[Excerpted data]

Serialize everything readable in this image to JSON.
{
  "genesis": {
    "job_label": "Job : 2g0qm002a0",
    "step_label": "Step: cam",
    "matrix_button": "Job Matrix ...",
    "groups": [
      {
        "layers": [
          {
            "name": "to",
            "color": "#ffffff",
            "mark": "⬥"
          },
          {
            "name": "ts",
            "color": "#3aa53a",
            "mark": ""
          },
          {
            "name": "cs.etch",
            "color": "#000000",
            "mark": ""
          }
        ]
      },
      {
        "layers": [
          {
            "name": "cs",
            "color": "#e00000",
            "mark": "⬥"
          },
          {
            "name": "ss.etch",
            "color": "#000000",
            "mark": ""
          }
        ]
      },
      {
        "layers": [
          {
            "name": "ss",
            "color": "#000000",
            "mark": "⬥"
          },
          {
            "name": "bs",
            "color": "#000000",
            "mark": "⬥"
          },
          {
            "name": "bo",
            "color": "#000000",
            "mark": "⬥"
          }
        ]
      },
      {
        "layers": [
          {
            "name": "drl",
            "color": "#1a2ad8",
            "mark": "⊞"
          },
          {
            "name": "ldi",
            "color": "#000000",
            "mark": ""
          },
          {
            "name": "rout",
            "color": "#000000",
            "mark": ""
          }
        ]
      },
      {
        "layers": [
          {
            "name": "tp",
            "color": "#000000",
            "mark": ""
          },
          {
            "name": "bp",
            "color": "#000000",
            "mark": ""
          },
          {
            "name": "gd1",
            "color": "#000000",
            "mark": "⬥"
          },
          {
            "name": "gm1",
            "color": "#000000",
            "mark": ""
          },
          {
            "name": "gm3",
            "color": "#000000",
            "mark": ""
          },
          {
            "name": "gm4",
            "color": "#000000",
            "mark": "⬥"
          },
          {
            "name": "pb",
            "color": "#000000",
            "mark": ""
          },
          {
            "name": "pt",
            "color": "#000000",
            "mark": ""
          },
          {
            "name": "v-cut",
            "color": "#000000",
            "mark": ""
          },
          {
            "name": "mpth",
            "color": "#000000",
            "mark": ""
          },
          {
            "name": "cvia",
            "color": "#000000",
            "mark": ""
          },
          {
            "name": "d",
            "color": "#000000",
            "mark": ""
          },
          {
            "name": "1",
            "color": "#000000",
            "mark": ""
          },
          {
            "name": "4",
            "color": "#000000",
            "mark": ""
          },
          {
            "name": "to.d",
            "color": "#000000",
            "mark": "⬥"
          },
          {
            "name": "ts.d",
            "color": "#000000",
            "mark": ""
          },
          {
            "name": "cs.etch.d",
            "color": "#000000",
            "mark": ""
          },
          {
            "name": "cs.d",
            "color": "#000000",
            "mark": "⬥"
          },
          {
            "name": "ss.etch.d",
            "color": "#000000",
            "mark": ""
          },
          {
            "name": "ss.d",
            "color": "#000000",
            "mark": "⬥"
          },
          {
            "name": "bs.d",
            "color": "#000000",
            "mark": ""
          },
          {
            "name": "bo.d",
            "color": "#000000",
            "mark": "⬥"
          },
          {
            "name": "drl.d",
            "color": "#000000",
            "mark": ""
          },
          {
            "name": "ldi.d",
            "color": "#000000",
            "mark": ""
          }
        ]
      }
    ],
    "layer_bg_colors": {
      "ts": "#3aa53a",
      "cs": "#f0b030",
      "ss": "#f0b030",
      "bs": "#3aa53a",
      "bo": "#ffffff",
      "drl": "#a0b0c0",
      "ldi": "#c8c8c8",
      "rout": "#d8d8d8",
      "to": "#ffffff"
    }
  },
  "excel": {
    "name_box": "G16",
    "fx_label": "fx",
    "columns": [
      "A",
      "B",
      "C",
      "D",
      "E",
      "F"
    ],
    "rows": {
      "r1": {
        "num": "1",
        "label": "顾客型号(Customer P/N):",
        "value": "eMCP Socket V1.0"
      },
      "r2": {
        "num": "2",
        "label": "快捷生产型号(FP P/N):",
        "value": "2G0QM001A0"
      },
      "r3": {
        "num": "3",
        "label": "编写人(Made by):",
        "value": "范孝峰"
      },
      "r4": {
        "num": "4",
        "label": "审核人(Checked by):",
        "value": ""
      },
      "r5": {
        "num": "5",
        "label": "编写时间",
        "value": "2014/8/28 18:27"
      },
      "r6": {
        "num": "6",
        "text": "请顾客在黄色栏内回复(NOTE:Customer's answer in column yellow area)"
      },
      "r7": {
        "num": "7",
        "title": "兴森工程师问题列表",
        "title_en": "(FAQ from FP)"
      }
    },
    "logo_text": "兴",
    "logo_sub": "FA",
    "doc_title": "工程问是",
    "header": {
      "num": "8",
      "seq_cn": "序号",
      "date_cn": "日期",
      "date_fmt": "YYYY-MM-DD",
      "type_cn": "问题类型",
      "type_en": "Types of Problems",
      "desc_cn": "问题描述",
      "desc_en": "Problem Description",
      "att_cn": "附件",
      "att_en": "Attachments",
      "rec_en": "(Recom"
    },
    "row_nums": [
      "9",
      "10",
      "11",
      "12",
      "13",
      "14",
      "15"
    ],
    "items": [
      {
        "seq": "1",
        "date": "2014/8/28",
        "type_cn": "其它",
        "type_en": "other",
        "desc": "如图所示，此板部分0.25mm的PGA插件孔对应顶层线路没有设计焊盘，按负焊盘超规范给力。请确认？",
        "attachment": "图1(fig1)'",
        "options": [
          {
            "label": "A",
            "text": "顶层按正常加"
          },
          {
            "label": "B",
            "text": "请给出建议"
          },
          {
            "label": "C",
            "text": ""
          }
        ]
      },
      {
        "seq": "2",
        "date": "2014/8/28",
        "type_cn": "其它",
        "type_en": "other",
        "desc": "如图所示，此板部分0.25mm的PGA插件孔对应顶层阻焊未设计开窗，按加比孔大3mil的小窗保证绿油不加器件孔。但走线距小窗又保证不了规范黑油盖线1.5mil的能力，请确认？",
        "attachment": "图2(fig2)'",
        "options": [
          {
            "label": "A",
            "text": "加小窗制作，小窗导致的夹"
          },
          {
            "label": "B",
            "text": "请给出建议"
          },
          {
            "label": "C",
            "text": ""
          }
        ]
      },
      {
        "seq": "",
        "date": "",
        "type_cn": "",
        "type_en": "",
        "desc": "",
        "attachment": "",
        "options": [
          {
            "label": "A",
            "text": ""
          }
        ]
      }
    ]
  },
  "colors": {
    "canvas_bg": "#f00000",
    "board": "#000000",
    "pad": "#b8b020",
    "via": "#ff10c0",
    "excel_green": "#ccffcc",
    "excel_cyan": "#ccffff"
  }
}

[/Excerpted data]
[Excerpted data]

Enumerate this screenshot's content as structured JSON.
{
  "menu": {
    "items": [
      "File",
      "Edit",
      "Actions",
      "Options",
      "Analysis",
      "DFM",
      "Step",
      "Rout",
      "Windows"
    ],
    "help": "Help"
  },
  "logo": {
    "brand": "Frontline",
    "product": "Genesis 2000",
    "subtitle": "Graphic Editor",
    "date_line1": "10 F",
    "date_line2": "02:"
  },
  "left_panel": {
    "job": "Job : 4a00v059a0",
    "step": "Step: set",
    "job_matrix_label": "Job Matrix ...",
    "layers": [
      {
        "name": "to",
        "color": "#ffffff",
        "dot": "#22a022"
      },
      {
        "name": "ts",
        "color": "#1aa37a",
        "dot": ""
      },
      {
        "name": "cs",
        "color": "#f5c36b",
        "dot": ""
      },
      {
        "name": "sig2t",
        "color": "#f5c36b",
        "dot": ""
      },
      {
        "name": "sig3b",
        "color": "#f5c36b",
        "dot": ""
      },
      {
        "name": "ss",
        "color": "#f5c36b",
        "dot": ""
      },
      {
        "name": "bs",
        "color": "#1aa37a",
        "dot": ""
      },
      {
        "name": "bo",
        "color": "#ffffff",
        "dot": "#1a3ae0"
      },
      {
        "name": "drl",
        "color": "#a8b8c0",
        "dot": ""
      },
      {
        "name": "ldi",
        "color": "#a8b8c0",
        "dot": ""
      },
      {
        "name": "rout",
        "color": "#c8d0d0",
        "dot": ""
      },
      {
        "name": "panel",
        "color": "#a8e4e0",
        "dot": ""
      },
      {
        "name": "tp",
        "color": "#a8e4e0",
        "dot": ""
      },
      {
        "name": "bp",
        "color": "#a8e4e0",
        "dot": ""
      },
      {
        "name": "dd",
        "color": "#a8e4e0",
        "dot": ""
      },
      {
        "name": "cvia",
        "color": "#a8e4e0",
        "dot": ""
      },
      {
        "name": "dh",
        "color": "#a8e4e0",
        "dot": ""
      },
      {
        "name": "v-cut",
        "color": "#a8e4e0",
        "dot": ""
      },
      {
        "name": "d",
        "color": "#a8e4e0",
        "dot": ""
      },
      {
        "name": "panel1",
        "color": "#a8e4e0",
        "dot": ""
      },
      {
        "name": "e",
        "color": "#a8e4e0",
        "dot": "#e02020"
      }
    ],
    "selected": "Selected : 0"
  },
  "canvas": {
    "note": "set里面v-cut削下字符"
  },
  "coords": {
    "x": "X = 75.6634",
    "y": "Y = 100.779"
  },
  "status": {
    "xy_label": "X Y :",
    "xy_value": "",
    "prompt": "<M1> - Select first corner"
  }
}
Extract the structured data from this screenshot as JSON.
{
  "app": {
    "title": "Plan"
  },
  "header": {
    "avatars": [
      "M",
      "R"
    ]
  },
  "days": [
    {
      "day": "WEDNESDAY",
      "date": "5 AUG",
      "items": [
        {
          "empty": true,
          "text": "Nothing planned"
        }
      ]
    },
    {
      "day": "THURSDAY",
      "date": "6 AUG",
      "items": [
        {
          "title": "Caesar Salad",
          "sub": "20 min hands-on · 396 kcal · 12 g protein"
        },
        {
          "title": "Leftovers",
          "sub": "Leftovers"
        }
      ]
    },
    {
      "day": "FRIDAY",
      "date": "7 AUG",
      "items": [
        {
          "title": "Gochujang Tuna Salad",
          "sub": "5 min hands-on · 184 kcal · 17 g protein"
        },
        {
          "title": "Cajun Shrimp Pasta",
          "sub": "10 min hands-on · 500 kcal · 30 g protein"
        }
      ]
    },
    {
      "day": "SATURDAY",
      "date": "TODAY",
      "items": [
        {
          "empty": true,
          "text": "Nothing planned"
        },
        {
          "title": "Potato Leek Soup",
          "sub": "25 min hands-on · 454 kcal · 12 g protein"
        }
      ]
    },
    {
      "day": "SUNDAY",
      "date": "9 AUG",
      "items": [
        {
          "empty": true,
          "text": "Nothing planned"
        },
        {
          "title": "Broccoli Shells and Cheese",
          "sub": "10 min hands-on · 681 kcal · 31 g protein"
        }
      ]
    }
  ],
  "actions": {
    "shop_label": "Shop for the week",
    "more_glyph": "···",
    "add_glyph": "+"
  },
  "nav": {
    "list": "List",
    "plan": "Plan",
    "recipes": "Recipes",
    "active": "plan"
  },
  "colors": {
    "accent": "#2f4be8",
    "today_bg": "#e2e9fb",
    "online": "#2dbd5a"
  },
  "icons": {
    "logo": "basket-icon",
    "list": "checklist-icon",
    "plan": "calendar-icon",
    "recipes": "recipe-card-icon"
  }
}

[/Excerpted data]

About this task: The number of lines above containing the word "protein" is all that should be returned.

Exercise answer: 5